::: Supplied records
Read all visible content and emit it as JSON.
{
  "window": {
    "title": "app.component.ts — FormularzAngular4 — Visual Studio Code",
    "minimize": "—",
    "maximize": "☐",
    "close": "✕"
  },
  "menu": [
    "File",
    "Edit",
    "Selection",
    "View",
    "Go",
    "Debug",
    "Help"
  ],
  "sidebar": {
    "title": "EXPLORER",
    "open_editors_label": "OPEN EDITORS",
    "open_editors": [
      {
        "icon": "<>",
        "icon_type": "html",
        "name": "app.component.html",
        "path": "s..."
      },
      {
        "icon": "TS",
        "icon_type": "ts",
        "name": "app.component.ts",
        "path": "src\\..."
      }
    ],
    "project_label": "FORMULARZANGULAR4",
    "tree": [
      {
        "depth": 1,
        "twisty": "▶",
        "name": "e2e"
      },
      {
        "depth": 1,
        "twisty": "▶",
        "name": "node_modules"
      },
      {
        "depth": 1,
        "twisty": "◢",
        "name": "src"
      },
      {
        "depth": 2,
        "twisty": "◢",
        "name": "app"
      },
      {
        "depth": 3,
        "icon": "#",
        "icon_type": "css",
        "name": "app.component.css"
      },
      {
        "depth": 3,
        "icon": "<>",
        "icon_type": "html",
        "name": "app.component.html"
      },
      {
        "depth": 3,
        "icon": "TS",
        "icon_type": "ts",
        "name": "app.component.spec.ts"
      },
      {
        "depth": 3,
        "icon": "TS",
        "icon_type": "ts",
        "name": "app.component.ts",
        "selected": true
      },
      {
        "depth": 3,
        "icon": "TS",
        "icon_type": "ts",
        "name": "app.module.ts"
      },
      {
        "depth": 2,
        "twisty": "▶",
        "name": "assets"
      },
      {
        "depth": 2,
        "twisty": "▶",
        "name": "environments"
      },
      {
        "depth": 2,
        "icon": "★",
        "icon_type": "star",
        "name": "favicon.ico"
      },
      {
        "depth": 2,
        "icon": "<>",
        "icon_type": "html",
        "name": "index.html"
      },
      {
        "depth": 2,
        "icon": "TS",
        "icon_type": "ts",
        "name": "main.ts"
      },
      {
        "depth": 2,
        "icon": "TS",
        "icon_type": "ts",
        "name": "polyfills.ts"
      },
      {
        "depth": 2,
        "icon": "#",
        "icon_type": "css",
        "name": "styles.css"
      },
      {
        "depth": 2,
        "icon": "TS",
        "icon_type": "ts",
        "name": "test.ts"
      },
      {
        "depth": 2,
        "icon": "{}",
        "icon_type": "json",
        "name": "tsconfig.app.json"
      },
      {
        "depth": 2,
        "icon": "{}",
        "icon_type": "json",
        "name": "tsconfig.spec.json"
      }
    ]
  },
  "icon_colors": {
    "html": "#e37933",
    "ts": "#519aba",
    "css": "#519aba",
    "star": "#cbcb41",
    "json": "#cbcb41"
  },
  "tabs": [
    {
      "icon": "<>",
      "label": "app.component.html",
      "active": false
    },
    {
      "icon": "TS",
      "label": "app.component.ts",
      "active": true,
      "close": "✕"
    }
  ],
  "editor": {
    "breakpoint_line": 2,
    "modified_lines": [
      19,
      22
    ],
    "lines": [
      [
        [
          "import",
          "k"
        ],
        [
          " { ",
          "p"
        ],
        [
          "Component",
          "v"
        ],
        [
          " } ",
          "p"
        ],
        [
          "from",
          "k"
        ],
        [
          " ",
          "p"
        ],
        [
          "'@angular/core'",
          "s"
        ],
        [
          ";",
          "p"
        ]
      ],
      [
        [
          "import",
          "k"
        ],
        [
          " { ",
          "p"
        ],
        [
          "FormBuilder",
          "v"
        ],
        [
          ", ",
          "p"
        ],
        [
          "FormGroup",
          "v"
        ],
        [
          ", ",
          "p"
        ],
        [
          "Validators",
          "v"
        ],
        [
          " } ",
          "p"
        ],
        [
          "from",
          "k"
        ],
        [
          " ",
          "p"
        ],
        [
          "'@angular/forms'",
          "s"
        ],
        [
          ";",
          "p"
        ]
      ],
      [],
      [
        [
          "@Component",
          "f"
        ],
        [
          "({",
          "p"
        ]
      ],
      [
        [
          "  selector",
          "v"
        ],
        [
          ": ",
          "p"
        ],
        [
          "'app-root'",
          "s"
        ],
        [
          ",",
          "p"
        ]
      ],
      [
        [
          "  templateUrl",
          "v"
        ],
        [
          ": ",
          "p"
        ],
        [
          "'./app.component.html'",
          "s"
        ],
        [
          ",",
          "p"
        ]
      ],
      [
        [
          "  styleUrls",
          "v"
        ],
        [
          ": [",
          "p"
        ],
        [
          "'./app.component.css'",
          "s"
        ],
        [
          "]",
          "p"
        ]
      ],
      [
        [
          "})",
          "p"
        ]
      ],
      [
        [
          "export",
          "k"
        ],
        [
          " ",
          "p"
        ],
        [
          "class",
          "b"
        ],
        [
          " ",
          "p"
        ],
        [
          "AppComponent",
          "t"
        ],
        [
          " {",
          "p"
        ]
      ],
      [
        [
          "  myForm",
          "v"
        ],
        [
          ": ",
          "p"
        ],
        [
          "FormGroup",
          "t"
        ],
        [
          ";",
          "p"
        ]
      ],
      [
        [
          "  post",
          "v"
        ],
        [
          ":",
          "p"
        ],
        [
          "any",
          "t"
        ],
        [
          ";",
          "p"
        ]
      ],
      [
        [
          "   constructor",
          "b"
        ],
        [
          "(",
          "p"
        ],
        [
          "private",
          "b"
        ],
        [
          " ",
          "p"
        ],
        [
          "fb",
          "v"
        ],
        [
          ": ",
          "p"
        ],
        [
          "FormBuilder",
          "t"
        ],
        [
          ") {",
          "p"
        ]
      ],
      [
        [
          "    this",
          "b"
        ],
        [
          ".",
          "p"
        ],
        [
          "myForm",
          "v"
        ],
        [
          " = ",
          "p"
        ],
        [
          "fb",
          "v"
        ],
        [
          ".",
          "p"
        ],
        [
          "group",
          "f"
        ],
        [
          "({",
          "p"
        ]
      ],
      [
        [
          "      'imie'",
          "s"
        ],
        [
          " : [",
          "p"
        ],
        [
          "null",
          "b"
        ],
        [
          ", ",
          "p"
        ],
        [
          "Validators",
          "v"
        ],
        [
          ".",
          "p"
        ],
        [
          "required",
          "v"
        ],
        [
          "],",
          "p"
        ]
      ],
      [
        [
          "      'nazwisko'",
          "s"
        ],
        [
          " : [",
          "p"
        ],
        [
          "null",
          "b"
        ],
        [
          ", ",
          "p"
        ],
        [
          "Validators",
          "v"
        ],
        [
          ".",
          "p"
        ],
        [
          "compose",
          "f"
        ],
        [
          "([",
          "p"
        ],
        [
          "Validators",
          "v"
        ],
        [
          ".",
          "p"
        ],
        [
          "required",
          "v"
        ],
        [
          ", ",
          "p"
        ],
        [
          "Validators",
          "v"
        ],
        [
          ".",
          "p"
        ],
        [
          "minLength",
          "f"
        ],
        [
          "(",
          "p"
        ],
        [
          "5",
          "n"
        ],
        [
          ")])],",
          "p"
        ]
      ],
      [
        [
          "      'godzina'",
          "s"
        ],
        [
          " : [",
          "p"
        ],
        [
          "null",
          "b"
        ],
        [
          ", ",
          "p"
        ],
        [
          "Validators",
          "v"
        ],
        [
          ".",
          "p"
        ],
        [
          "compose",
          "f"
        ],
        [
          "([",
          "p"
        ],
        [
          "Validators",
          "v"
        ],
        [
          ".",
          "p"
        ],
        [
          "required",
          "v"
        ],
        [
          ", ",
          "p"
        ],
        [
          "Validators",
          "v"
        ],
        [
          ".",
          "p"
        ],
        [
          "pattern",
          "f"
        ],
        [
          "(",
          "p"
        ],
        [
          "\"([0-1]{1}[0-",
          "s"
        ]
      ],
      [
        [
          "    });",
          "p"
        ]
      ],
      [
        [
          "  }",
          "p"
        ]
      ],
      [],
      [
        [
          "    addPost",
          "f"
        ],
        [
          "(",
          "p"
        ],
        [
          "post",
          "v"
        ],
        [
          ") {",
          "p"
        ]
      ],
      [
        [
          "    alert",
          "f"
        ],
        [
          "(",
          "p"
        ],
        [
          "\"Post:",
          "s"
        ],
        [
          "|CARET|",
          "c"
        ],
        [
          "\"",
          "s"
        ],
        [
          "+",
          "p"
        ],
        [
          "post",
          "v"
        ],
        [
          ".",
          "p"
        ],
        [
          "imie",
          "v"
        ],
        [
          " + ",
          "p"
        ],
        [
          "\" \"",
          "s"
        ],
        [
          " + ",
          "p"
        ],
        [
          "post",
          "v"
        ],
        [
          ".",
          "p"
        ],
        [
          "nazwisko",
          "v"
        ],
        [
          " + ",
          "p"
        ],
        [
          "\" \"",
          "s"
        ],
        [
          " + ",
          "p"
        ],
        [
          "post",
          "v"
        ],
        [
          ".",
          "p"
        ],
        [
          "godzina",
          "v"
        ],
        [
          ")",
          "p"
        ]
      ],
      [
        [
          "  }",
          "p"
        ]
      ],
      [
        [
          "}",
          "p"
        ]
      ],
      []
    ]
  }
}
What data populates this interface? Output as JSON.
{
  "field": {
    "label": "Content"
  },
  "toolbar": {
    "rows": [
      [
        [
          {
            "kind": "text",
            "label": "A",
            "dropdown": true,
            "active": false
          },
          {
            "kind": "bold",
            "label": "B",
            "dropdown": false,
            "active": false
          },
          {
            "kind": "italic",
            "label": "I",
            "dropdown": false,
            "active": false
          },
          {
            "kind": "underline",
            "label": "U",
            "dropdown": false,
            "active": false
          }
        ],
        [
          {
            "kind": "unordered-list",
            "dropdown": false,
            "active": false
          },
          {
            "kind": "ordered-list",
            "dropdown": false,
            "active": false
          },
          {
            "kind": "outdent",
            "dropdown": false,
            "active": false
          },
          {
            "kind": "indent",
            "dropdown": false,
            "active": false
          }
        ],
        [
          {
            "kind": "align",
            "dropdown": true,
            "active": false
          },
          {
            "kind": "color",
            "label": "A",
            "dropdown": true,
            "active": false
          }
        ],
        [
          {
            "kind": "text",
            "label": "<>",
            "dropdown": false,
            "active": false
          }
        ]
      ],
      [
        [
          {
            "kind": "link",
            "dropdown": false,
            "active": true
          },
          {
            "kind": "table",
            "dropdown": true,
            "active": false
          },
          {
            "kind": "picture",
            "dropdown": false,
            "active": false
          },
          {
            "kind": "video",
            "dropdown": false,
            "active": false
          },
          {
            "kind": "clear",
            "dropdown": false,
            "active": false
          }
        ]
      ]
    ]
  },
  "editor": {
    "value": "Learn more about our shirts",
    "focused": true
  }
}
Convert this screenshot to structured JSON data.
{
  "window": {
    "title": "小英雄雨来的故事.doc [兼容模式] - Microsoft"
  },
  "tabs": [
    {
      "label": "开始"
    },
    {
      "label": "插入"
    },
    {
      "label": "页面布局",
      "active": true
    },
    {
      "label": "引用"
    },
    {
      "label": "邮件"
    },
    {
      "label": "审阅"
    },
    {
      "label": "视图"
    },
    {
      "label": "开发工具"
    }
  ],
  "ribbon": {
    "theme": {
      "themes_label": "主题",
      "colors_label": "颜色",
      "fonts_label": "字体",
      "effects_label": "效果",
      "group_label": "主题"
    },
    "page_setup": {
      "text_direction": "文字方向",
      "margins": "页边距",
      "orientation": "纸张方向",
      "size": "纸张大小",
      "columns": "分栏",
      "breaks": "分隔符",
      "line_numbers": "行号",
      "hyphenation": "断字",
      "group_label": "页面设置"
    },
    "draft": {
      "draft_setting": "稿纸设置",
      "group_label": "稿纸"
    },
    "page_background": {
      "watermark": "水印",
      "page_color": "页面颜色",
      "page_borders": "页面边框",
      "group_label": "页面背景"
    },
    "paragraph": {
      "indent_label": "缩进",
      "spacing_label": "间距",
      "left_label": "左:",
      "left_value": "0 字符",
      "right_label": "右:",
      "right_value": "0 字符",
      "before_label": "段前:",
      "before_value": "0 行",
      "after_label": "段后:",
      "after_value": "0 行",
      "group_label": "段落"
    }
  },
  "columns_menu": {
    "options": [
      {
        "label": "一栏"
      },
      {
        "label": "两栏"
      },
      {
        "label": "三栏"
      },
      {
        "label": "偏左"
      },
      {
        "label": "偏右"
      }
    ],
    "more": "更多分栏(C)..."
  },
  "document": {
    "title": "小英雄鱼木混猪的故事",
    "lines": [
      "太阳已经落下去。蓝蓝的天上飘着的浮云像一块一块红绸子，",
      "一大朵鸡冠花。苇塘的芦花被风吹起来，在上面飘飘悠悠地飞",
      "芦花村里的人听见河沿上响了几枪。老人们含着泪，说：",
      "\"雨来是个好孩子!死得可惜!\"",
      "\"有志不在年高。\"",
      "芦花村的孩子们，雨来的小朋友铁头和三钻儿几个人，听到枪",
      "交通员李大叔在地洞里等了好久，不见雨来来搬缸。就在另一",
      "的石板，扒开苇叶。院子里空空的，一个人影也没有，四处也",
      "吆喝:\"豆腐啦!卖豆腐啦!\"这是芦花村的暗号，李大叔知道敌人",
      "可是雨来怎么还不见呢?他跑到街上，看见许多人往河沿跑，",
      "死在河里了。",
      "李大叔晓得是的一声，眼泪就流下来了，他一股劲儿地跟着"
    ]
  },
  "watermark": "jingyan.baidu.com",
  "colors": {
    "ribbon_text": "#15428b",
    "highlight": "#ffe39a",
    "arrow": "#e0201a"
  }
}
::::::
_Problem to work on_. Tell how many lines above contain the word "data". Give the number alone.

_Solved exercise_. 2